Data records:
---
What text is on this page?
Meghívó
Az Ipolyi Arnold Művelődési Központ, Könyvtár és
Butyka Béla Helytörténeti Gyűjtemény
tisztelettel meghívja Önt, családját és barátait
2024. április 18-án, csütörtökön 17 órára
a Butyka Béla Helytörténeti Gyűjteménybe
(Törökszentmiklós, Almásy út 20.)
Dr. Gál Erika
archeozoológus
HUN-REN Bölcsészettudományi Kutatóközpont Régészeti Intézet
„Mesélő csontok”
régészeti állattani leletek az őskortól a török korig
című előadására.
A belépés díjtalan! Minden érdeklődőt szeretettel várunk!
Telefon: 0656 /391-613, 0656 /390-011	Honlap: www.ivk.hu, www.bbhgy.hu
---
→ **EXERCISE DESCRIPTION**
Print the listing above in its entirety, with every line exact.

→ **RESULT FOR THIS EXERCISE**
What text is on this page?
Meghívó
Az Ipolyi Arnold Művelődési Központ, Könyvtár és
Butyka Béla Helytörténeti Gyűjtemény
tisztelettel meghívja Önt, családját és barátait
2024. április 18-án, csütörtökön 17 órára
a Butyka Béla Helytörténeti Gyűjteménybe
(Törökszentmiklós, Almásy út 20.)
Dr. Gál Erika
archeozoológus
HUN-REN Bölcsészettudományi Kutatóközpont Régészeti Intézet
„Mesélő csontok”
régészeti állattani leletek az őskortól a török korig
című előadására.
A belépés díjtalan! Minden érdeklődőt szeretettel várunk!
Telefon: 0656 /391-613, 0656 /390-011	Honlap: www.ivk.hu, www.bbhgy.hu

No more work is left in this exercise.